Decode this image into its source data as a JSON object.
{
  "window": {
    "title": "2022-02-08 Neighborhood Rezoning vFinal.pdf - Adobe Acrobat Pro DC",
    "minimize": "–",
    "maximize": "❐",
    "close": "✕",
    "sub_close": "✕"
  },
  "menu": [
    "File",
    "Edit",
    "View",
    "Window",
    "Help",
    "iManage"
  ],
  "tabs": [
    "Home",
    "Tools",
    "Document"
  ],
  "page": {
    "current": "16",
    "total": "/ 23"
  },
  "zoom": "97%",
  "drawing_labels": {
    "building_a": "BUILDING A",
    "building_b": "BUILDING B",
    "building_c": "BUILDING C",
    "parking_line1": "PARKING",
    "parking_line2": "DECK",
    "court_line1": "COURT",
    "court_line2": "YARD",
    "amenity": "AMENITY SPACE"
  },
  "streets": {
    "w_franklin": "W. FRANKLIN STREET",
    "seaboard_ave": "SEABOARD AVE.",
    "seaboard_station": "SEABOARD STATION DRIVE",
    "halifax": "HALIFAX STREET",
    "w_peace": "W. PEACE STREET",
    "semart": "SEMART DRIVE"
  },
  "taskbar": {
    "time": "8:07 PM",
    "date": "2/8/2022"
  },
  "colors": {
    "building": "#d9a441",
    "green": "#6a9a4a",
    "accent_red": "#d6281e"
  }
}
○ ○ ○
■ The task
The records above should be returned exactly.

■ Full answer
Decode this image into its source data as a JSON object.
{
  "window": {
    "title": "2022-02-08 Neighborhood Rezoning vFinal.pdf - Adobe Acrobat Pro DC",
    "minimize": "–",
    "maximize": "❐",
    "close": "✕",
    "sub_close": "✕"
  },
  "menu": [
    "File",
    "Edit",
    "View",
    "Window",
    "Help",
    "iManage"
  ],
  "tabs": [
    "Home",
    "Tools",
    "Document"
  ],
  "page": {
    "current": "16",
    "total": "/ 23"
  },
  "zoom": "97%",
  "drawing_labels": {
    "building_a": "BUILDING A",
    "building_b": "BUILDING B",
    "building_c": "BUILDING C",
    "parking_line1": "PARKING",
    "parking_line2": "DECK",
    "court_line1": "COURT",
    "court_line2": "YARD",
    "amenity": "AMENITY SPACE"
  },
  "streets": {
    "w_franklin": "W. FRANKLIN STREET",
    "seaboard_ave": "SEABOARD AVE.",
    "seaboard_station": "SEABOARD STATION DRIVE",
    "halifax": "HALIFAX STREET",
    "w_peace": "W. PEACE STREET",
    "semart": "SEMART DRIVE"
  },
  "taskbar": {
    "time": "8:07 PM",
    "date": "2/8/2022"
  },
  "colors": {
    "building": "#d9a441",
    "green": "#6a9a4a",
    "accent_red": "#d6281e"
  }
}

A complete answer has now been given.